### Was zu tun ist
1. Wohin sollte die Gruppe laut dem amerikanischen Offizier im Bericht über die Ankunft bei den Amerikanern mit Autos gebracht werden?
2. Führe den Bericht über die Ankunft bei den Amerikanern im Anschluss an seinen letzten Satz fort.

### Seite
=====

Bei ... angekommen standen viele amerik. Fahrzeuge mit Besatzung da. Unsere
Gesichter strahlten. Wir wurden ausgeladen und mußten uns in den Straßengraben
setzen. Wir aßen noch den Rest den wir hatten. Ich besaß nur noch eine Scheibe
Knäckebrot, an der ich knabberte. Die Amerikaner gaben uns Trinkwasser. Wir
fühlten uns wie im Himmel. Dann kam ein am. Offizier. Dieser erklärte uns durch
den Dolmetscher, daß wir mit Autos jetzt nach Pilsen in das Lager gebracht
würden. Daß wir dann entlassen würden und zu unseren Lieben daheim können. Wir
sollten aber nicht vergessen, wer die Schuld an diesem Krieg hatte und an dem,
was wir auszustehen haben. Dies wollten wir wohl. Wir heulten alle vor Freude.

=====

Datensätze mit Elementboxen
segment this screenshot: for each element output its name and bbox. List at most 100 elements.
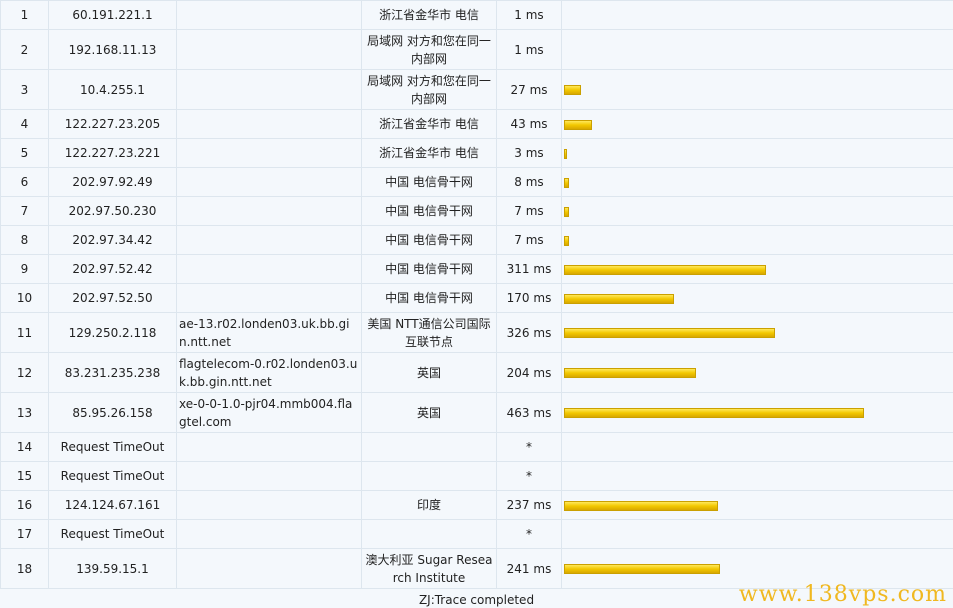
hop-location: 中国 电信骨干网 (361, 167, 497, 197)
hop-time: 241 ms (496, 548, 562, 589)
hop-ip: 129.250.2.118 (48, 312, 177, 353)
hop-number: 10 (0, 283, 49, 313)
latency-bar (564, 500, 718, 511)
latency-bar-cell (561, 167, 953, 197)
hop-hostname (176, 196, 362, 226)
hop-time: 7 ms (496, 196, 562, 226)
hop-location: 印度 (361, 490, 497, 520)
hop-location: 中国 电信骨干网 (361, 283, 497, 313)
traceroute-rows: 1 60.191.221.1 浙江省金华市 电信 1 ms 2 192.168.11.13… (0, 0, 953, 589)
hop-hostname (176, 29, 362, 70)
latency-bar (564, 119, 592, 130)
latency-bar-cell (561, 461, 953, 491)
hop-location: 中国 电信骨干网 (361, 254, 497, 284)
hop-ip: 122.227.23.205 (48, 109, 177, 139)
hop-number: 8 (0, 225, 49, 255)
hop-location: 英国 (361, 352, 497, 393)
hop-number: 6 (0, 167, 49, 197)
hop-hostname: ae-13.r02.londen03.uk.bb.gin.ntt.net (176, 312, 362, 353)
hop-location: 中国 电信骨干网 (361, 225, 497, 255)
hop-ip: 202.97.92.49 (48, 167, 177, 197)
hop-number: 4 (0, 109, 49, 139)
hop-time: 27 ms (496, 69, 562, 110)
hop-location: 浙江省金华市 电信 (361, 138, 497, 168)
hop-row: 8 202.97.34.42 中国 电信骨干网 7 ms (0, 225, 953, 255)
hop-location: 局域网 对方和您在同一内部网 (361, 29, 497, 70)
hop-location: 中国 电信骨干网 (361, 196, 497, 226)
hop-hostname (176, 519, 362, 549)
hop-hostname (176, 109, 362, 139)
hop-time: 8 ms (496, 167, 562, 197)
hop-number: 7 (0, 196, 49, 226)
latency-bar-cell (561, 254, 953, 284)
hop-time: 463 ms (496, 392, 562, 433)
latency-bar-cell (561, 283, 953, 313)
hop-location (361, 519, 497, 549)
hop-hostname (176, 0, 362, 30)
hop-hostname (176, 138, 362, 168)
hop-number: 17 (0, 519, 49, 549)
watermark-logo: www.138vps.com (738, 582, 947, 607)
hop-location: 浙江省金华市 电信 (361, 0, 497, 30)
hop-hostname (176, 167, 362, 197)
hop-hostname (176, 69, 362, 110)
hop-row: 9 202.97.52.42 中国 电信骨干网 311 ms (0, 254, 953, 284)
latency-bar-cell (561, 392, 953, 433)
hop-time: 326 ms (496, 312, 562, 353)
hop-time: 1 ms (496, 29, 562, 70)
hop-row: 1 60.191.221.1 浙江省金华市 电信 1 ms (0, 0, 953, 30)
hop-number: 18 (0, 548, 49, 589)
hop-row: 11 129.250.2.118 ae-13.r02.londen03.uk.bb.… (0, 312, 953, 353)
hop-number: 14 (0, 432, 49, 462)
hop-hostname (176, 283, 362, 313)
hop-row: 15 Request TimeOut * (0, 461, 953, 491)
latency-bar-cell (561, 432, 953, 462)
latency-bar-cell (561, 138, 953, 168)
latency-bar (564, 85, 581, 95)
hop-ip: 202.97.52.42 (48, 254, 177, 284)
hop-time: 311 ms (496, 254, 562, 284)
hop-ip: Request TimeOut (48, 519, 177, 549)
latency-bar-cell (561, 312, 953, 353)
hop-row: 18 139.59.15.1 澳大利亚 Sugar Research Institu… (0, 548, 953, 589)
latency-bar-cell (561, 519, 953, 549)
hop-time: * (496, 432, 562, 462)
latency-bar-cell (561, 225, 953, 255)
hop-hostname (176, 548, 362, 589)
hop-time: 3 ms (496, 138, 562, 168)
hop-ip: 202.97.34.42 (48, 225, 177, 255)
latency-bar (564, 328, 775, 338)
traceroute-table: 1 60.191.221.1 浙江省金华市 电信 1 ms 2 192.168.11.13… (0, 0, 953, 589)
hop-ip: 83.231.235.238 (48, 352, 177, 393)
latency-bar-cell (561, 109, 953, 139)
latency-bar (564, 148, 567, 159)
hop-number: 2 (0, 29, 49, 70)
hop-location: 局域网 对方和您在同一内部网 (361, 69, 497, 110)
hop-row: 16 124.124.67.161 印度 237 ms (0, 490, 953, 520)
hop-hostname (176, 432, 362, 462)
hop-number: 5 (0, 138, 49, 168)
hop-hostname: flagtelecom-0.r02.londen03.uk.bb.gin.ntt… (176, 352, 362, 393)
hop-ip: 60.191.221.1 (48, 0, 177, 30)
hop-row: 7 202.97.50.230 中国 电信骨干网 7 ms (0, 196, 953, 226)
latency-bar (564, 293, 674, 304)
hop-ip: Request TimeOut (48, 432, 177, 462)
latency-bar-cell (561, 548, 953, 589)
hop-ip: 192.168.11.13 (48, 29, 177, 70)
hop-location: 美国 NTT通信公司国际互联节点 (361, 312, 497, 353)
hop-row: 12 83.231.235.238 flagtelecom-0.r02.londen… (0, 352, 953, 393)
latency-bar (564, 206, 569, 217)
hop-time: 1 ms (496, 0, 562, 30)
hop-number: 12 (0, 352, 49, 393)
hop-time: 237 ms (496, 490, 562, 520)
hop-hostname: xe-0-0-1.0-pjr04.mmb004.flagtel.com (176, 392, 362, 433)
hop-location: 澳大利亚 Sugar Research Institute (361, 548, 497, 589)
hop-ip: 10.4.255.1 (48, 69, 177, 110)
latency-bar (564, 264, 766, 275)
hop-ip: 124.124.67.161 (48, 490, 177, 520)
hop-location (361, 461, 497, 491)
hop-hostname (176, 461, 362, 491)
hop-row: 2 192.168.11.13 局域网 对方和您在同一内部网 1 ms (0, 29, 953, 70)
hop-number: 11 (0, 312, 49, 353)
latency-bar (564, 408, 864, 418)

=====

### Die Antworten
1. Nach Pilsen in das Lager.

2.
Dann kamen Autos und brachten uns nach Pilsen. Unsere Kameraden, die dann später
auch dort ankamen, erzählten uns, daß sie noch viel ausstehen mußten. Die
Tschechen haben rund 400 Kameraden von uns erschossen. Diesen Leidensweg werde
ich nie vergessen.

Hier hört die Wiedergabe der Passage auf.